**Goal of the exercise**
Please give the listing again, word for word, with nothing left out.

**Data rows**
※ ※ ※

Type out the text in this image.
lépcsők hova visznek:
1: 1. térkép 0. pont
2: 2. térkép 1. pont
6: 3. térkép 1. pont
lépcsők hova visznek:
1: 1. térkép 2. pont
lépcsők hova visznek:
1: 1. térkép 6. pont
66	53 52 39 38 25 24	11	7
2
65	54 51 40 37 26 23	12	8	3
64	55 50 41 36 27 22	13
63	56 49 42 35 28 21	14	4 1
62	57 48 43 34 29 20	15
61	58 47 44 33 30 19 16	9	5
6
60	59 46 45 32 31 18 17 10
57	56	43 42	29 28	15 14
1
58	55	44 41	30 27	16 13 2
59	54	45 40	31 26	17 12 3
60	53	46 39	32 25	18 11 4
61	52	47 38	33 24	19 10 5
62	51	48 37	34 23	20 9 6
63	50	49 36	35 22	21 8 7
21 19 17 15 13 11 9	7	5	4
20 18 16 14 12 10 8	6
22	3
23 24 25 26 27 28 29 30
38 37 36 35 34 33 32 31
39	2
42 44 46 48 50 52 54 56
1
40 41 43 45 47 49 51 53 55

※ ※ ※

**Expected output**
Type out the text in this image.
lépcsők hova visznek:
1: 1. térkép 0. pont
2: 2. térkép 1. pont
6: 3. térkép 1. pont
lépcsők hova visznek:
1: 1. térkép 2. pont
lépcsők hova visznek:
1: 1. térkép 6. pont
66	53 52 39 38 25 24	11	7
2
65	54 51 40 37 26 23	12	8	3
64	55 50 41 36 27 22	13
63	56 49 42 35 28 21	14	4 1
62	57 48 43 34 29 20	15
61	58 47 44 33 30 19 16	9	5
6
60	59 46 45 32 31 18 17 10
57	56	43 42	29 28	15 14
1
58	55	44 41	30 27	16 13 2
59	54	45 40	31 26	17 12 3
60	53	46 39	32 25	18 11 4
61	52	47 38	33 24	19 10 5
62	51	48 37	34 23	20 9 6
63	50	49 36	35 22	21 8 7
21 19 17 15 13 11 9	7	5	4
20 18 16 14 12 10 8	6
22	3
23 24 25 26 27 28 29 30
38 37 36 35 34 33 32 31
39	2
42 44 46 48 50 52 54 56
1
40 41 43 45 47 49 51 53 55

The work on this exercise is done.